-- START --

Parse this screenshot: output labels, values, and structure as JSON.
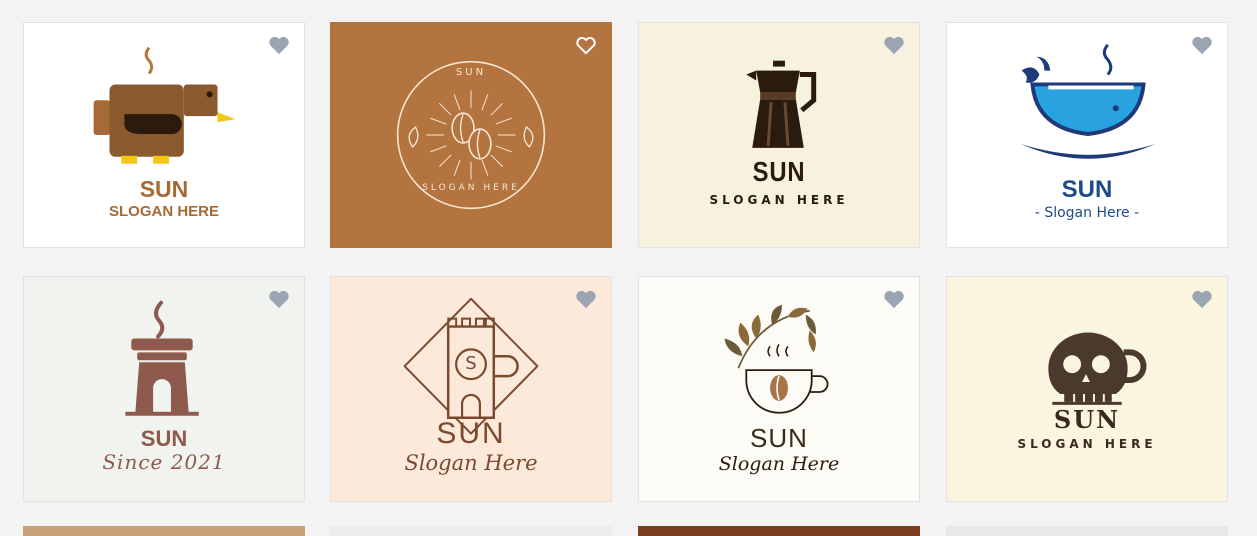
{
  "colors": {
    "page_bg": "#f3f3f3",
    "heart_gray": "#9aa4b2",
    "heart_white": "#ffffff"
  },
  "cards": [
    {
      "brand": "SUN",
      "slogan": "SLOGAN HERE",
      "bg": "#ffffff",
      "favorite_icon": "heart-icon"
    },
    {
      "brand": "SUN",
      "slogan": "SLOGAN HERE",
      "bg": "#b37440",
      "favorite_icon": "heart-outline-icon"
    },
    {
      "brand": "SUN",
      "slogan": "SLOGAN HERE",
      "bg": "#f7f1e0",
      "favorite_icon": "heart-icon"
    },
    {
      "brand": "SUN",
      "slogan": "- Slogan Here -",
      "bg": "#ffffff",
      "favorite_icon": "heart-icon"
    },
    {
      "brand": "SUN",
      "slogan": "Since 2021",
      "bg": "#f1f3ee",
      "favorite_icon": "heart-icon"
    },
    {
      "brand": "SUN",
      "slogan": "Slogan Here",
      "bg": "#fde9da",
      "favorite_icon": "heart-icon"
    },
    {
      "brand": "SUN",
      "slogan": "Slogan Here",
      "bg": "#fdfbf5",
      "favorite_icon": "heart-icon"
    },
    {
      "brand": "SUN",
      "slogan": "SLOGAN HERE",
      "bg": "#fbf4df",
      "favorite_icon": "heart-icon"
    }
  ]
}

-- END --

● **Task**
Output the records above exactly as they are, leaving out the pictures.

● **Solution for this problem**
Parse this screenshot: output labels, values, and structure as JSON.
{
  "colors": {
    "page_bg": "#f3f3f3",
    "heart_gray": "#9aa4b2",
    "heart_white": "#ffffff"
  },
  "cards": [
    {
      "brand": "SUN",
      "slogan": "SLOGAN HERE",
      "bg": "#ffffff",
      "favorite_icon": "heart-icon"
    },
    {
      "brand": "SUN",
      "slogan": "SLOGAN HERE",
      "bg": "#b37440",
      "favorite_icon": "heart-outline-icon"
    },
    {
      "brand": "SUN",
      "slogan": "SLOGAN HERE",
      "bg": "#f7f1e0",
      "favorite_icon": "heart-icon"
    },
    {
      "brand": "SUN",
      "slogan": "- Slogan Here -",
      "bg": "#ffffff",
      "favorite_icon": "heart-icon"
    },
    {
      "brand": "SUN",
      "slogan": "Since 2021",
      "bg": "#f1f3ee",
      "favorite_icon": "heart-icon"
    },
    {
      "brand": "SUN",
      "slogan": "Slogan Here",
      "bg": "#fde9da",
      "favorite_icon": "heart-icon"
    },
    {
      "brand": "SUN",
      "slogan": "Slogan Here",
      "bg": "#fdfbf5",
      "favorite_icon": "heart-icon"
    },
    {
      "brand": "SUN",
      "slogan": "SLOGAN HERE",
      "bg": "#fbf4df",
      "favorite_icon": "heart-icon"
    }
  ]
}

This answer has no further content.